*GOAL*
Pictures aside, repeat every entry exactly.

*DATA SHOWN*
---------------

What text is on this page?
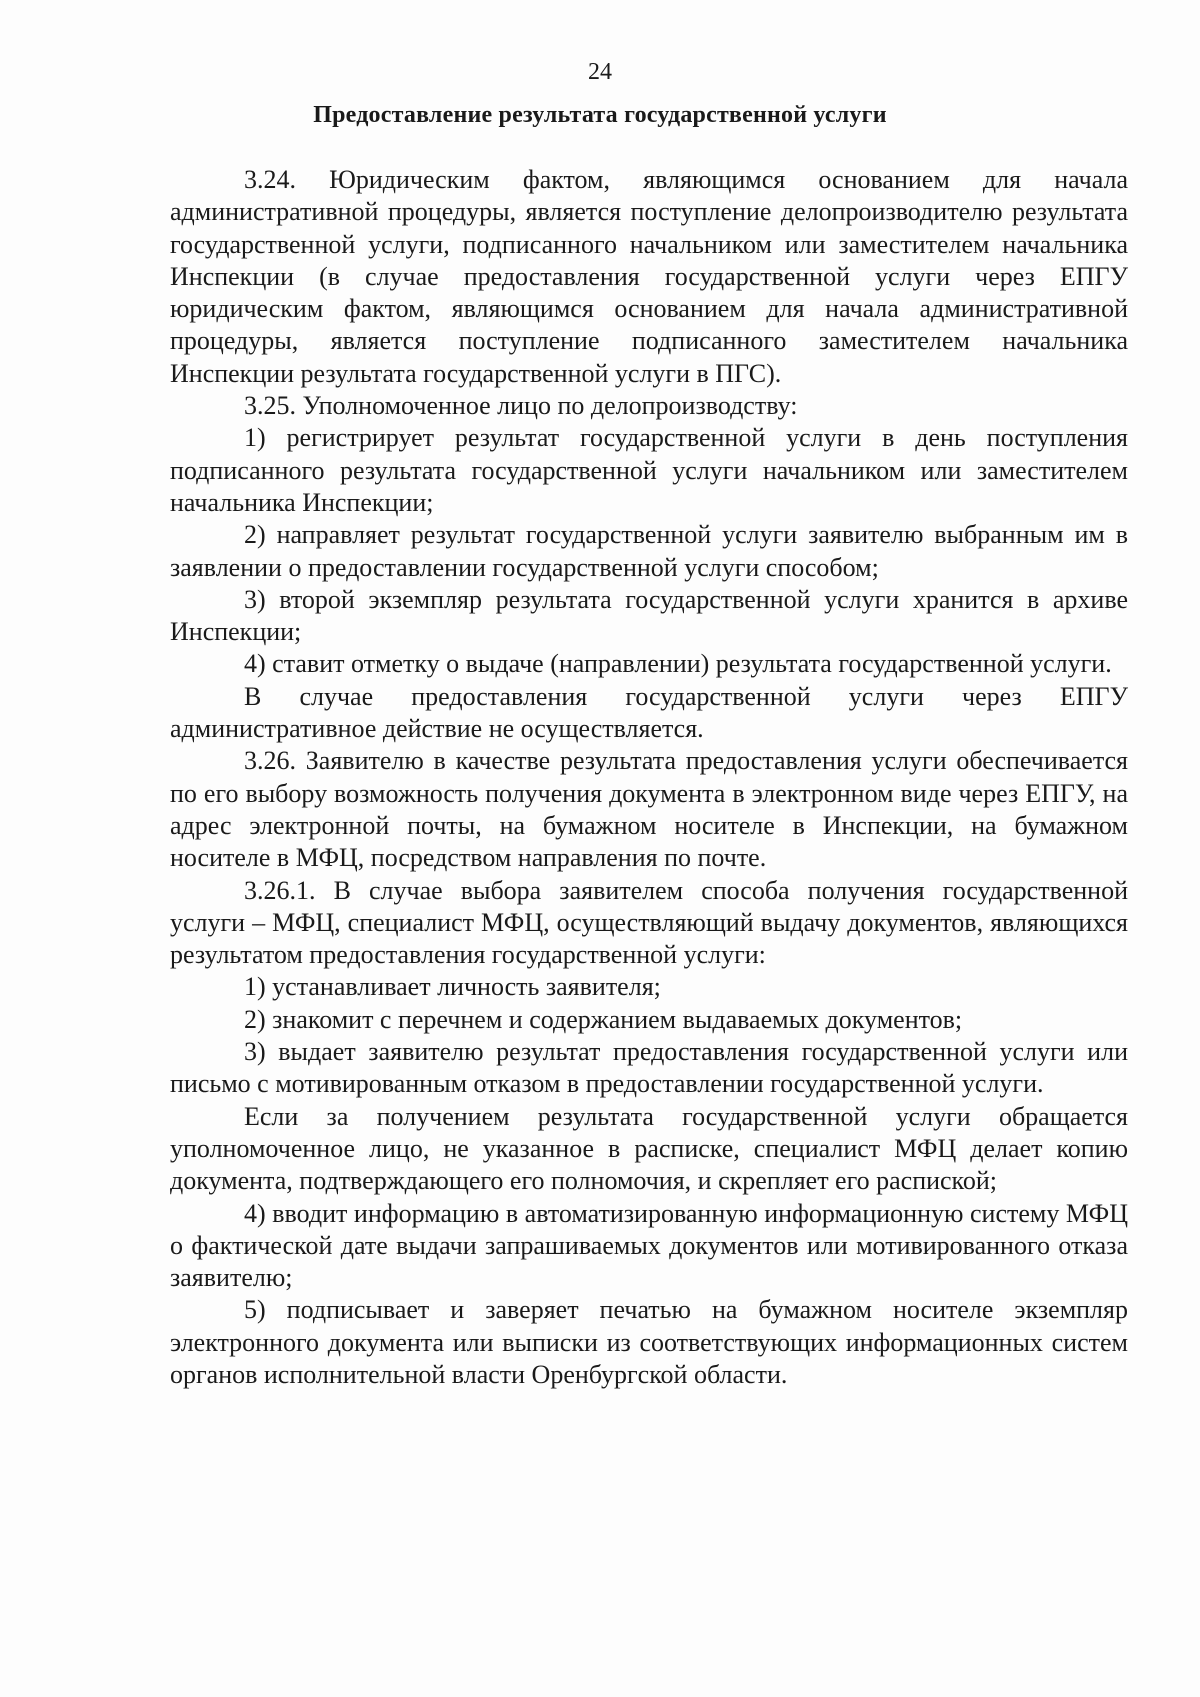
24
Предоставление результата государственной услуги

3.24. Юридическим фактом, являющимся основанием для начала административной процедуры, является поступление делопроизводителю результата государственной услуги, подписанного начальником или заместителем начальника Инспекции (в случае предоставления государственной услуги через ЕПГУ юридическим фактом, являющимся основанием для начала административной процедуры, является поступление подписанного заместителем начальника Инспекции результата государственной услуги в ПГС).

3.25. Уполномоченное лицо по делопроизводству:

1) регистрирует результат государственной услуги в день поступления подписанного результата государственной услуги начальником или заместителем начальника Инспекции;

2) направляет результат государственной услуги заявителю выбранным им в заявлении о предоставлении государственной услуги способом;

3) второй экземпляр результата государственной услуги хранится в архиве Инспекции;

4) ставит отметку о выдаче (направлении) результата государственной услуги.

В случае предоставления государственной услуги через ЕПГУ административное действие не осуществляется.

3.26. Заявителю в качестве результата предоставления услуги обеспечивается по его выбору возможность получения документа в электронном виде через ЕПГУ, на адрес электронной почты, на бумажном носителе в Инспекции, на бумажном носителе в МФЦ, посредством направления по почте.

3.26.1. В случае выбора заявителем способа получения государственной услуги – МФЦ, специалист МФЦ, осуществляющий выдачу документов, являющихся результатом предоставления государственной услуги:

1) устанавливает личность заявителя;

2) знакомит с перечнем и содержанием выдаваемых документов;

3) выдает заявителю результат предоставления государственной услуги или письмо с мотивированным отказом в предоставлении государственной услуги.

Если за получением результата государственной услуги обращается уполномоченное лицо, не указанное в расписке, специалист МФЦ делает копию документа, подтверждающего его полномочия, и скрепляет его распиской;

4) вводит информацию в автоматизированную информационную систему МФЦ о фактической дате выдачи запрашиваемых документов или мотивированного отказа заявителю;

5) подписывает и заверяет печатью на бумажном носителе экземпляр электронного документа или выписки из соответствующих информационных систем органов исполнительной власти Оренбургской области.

---------------

*REPLY*
What text is on this page?
24
Предоставление результата государственной услуги

3.24. Юридическим фактом, являющимся основанием для начала административной процедуры, является поступление делопроизводителю результата государственной услуги, подписанного начальником или заместителем начальника Инспекции (в случае предоставления государственной услуги через ЕПГУ юридическим фактом, являющимся основанием для начала административной процедуры, является поступление подписанного заместителем начальника Инспекции результата государственной услуги в ПГС).

3.25. Уполномоченное лицо по делопроизводству:

1) регистрирует результат государственной услуги в день поступления подписанного результата государственной услуги начальником или заместителем начальника Инспекции;

2) направляет результат государственной услуги заявителю выбранным им в заявлении о предоставлении государственной услуги способом;

3) второй экземпляр результата государственной услуги хранится в архиве Инспекции;

4) ставит отметку о выдаче (направлении) результата государственной услуги.

В случае предоставления государственной услуги через ЕПГУ административное действие не осуществляется.

3.26. Заявителю в качестве результата предоставления услуги обеспечивается по его выбору возможность получения документа в электронном виде через ЕПГУ, на адрес электронной почты, на бумажном носителе в Инспекции, на бумажном носителе в МФЦ, посредством направления по почте.

3.26.1. В случае выбора заявителем способа получения государственной услуги – МФЦ, специалист МФЦ, осуществляющий выдачу документов, являющихся результатом предоставления государственной услуги:

1) устанавливает личность заявителя;

2) знакомит с перечнем и содержанием выдаваемых документов;

3) выдает заявителю результат предоставления государственной услуги или письмо с мотивированным отказом в предоставлении государственной услуги.

Если за получением результата государственной услуги обращается уполномоченное лицо, не указанное в расписке, специалист МФЦ делает копию документа, подтверждающего его полномочия, и скрепляет его распиской;

4) вводит информацию в автоматизированную информационную систему МФЦ о фактической дате выдачи запрашиваемых документов или мотивированного отказа заявителю;

5) подписывает и заверяет печатью на бумажном носителе экземпляр электронного документа или выписки из соответствующих информационных систем органов исполнительной власти Оренбургской области.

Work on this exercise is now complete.